PROBLEM: Copy every line of the records below where the word "type" occurs.

DATA FOR PROCESSING:
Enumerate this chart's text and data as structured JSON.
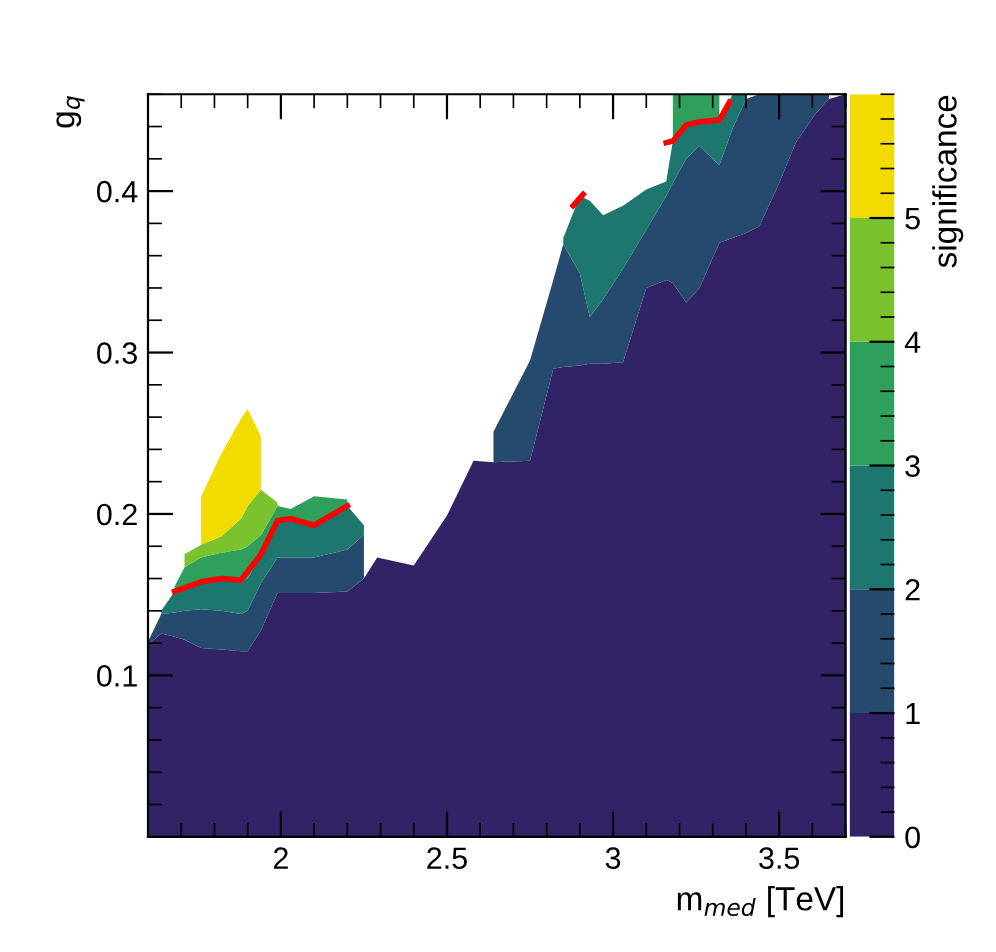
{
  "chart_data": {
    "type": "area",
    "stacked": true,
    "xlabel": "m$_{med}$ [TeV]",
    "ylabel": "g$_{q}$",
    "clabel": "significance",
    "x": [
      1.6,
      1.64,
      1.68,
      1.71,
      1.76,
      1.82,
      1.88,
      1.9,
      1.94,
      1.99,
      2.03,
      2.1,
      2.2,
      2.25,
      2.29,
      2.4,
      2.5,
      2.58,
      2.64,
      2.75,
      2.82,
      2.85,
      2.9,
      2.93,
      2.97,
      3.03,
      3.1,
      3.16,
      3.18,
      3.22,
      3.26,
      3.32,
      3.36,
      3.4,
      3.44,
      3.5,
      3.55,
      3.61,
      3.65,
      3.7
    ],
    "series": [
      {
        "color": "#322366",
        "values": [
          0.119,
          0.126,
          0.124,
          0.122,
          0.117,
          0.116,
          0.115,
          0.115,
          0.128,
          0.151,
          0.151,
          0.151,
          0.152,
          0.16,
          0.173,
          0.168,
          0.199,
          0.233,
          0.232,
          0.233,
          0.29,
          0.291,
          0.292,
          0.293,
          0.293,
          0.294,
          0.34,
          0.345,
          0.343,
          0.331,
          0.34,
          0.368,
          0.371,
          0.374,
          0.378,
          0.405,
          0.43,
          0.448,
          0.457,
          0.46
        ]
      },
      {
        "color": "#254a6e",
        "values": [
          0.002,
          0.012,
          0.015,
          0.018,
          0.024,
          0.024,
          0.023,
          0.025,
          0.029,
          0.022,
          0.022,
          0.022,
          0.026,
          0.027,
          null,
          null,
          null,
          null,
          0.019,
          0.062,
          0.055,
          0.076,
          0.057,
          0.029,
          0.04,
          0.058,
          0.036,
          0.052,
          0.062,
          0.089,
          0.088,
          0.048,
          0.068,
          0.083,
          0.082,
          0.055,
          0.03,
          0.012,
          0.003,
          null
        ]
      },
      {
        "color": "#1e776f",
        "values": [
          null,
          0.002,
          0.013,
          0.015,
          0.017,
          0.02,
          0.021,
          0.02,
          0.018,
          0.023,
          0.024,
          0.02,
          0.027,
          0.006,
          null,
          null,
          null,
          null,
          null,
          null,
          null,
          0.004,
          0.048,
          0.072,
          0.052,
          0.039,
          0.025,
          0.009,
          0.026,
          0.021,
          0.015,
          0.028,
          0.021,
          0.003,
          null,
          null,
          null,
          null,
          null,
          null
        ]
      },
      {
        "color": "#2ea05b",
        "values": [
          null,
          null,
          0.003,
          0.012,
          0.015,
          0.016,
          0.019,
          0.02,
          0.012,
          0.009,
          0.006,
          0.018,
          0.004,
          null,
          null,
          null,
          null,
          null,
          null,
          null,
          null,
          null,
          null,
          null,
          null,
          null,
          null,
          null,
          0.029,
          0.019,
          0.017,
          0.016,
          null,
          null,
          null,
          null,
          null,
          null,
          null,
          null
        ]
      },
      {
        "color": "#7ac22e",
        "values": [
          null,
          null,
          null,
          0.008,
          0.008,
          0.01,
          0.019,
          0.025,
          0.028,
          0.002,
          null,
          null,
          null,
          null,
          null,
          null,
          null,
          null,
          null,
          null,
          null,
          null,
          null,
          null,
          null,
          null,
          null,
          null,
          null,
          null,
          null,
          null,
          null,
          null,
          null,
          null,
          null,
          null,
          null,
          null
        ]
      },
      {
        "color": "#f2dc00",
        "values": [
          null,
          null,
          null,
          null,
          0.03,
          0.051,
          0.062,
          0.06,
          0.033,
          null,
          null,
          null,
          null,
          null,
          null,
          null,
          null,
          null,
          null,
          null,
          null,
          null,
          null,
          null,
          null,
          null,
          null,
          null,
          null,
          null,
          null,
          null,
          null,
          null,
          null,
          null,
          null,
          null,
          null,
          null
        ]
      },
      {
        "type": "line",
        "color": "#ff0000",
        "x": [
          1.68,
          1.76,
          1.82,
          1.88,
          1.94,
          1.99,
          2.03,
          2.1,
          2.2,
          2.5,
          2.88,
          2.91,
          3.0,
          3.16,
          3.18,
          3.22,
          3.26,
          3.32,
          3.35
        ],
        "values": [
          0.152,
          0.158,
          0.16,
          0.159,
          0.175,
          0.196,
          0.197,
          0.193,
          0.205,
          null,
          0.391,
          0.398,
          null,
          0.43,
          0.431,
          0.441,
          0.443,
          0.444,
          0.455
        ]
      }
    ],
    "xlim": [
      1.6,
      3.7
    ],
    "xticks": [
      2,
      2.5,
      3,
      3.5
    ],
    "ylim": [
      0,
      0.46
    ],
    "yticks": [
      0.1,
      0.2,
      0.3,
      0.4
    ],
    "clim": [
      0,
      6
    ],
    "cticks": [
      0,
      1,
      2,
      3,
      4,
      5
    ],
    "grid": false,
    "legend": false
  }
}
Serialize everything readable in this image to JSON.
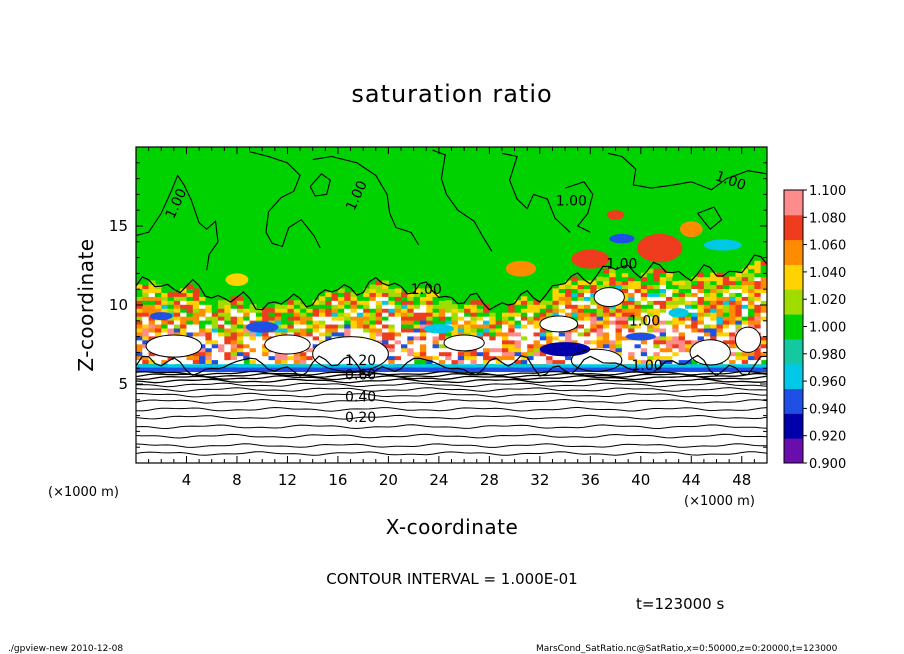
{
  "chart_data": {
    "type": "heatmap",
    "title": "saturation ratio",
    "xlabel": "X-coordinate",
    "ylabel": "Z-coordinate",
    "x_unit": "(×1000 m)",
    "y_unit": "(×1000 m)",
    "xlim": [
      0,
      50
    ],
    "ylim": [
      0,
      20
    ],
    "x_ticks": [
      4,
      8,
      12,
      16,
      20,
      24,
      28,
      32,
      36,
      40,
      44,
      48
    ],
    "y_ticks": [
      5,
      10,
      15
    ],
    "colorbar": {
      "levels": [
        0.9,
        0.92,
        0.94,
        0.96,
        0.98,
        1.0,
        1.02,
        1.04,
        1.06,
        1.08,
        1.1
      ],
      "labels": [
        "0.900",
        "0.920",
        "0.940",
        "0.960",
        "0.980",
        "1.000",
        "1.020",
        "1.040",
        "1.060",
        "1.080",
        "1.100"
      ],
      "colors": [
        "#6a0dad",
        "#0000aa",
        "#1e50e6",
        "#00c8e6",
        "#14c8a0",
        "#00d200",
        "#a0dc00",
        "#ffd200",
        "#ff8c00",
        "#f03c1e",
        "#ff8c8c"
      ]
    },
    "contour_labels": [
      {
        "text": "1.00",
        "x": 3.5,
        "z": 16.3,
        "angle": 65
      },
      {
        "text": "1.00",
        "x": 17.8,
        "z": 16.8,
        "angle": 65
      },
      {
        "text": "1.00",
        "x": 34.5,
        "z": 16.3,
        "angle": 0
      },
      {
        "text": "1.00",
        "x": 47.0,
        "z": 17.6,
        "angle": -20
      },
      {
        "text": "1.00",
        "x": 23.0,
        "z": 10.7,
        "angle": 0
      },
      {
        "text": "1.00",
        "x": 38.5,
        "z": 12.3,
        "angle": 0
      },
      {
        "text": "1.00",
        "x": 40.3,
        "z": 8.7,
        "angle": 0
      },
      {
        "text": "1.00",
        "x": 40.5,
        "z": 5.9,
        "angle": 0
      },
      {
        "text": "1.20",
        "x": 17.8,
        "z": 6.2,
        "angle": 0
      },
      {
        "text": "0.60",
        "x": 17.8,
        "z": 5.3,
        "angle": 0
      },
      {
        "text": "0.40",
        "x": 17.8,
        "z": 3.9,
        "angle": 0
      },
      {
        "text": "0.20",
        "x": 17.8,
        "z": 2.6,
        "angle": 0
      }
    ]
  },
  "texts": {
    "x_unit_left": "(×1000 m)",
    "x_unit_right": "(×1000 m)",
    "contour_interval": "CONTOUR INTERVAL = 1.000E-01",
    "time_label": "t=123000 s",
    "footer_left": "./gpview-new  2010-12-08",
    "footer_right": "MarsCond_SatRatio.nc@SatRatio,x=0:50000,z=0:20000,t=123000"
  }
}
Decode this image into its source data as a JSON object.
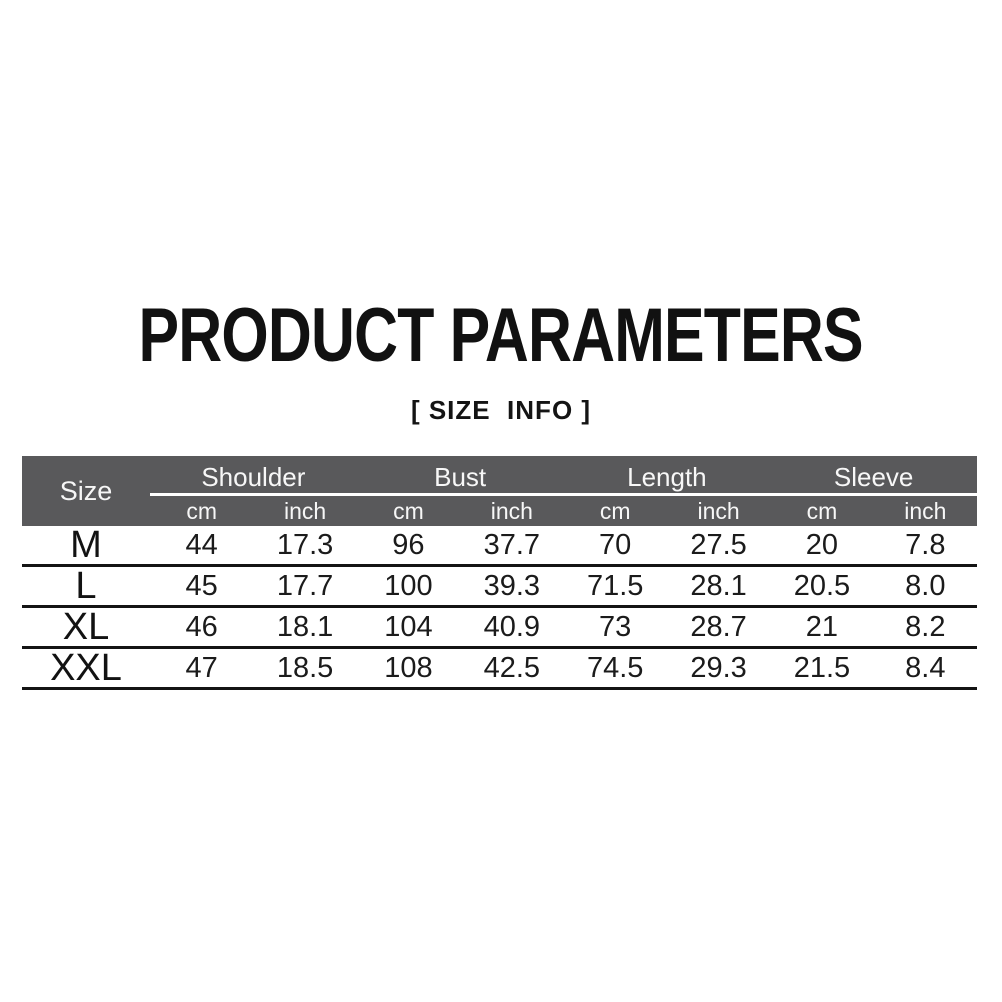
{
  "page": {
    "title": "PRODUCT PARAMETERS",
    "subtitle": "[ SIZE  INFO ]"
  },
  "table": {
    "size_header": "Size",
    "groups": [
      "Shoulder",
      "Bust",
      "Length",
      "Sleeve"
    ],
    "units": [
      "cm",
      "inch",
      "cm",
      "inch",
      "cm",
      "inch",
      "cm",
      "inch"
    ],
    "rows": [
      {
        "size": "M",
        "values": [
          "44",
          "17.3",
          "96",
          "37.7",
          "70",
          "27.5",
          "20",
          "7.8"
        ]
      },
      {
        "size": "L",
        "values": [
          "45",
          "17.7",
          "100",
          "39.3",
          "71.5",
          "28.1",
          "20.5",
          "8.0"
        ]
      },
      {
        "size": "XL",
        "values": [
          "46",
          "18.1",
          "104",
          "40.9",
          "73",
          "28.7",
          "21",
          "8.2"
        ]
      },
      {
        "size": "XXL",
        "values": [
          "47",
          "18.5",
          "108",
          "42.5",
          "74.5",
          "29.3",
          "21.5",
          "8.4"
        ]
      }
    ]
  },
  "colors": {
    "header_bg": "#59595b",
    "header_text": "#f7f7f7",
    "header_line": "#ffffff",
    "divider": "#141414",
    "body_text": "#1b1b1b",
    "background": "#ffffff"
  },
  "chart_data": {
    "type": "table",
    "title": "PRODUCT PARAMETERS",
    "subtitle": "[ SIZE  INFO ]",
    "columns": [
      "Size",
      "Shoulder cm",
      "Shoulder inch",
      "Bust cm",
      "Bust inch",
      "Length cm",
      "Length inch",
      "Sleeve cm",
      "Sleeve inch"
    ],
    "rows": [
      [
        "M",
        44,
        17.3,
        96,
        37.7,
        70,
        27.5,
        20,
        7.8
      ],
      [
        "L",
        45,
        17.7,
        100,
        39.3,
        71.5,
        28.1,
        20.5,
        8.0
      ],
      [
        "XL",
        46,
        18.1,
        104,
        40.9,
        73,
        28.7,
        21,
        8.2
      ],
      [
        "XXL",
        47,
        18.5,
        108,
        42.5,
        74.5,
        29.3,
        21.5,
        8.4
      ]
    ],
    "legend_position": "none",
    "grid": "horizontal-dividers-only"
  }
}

FINISHED ANSWER:
    "type": "area",
        "type": "line",
    "type": "heatmap",
    "type": "table",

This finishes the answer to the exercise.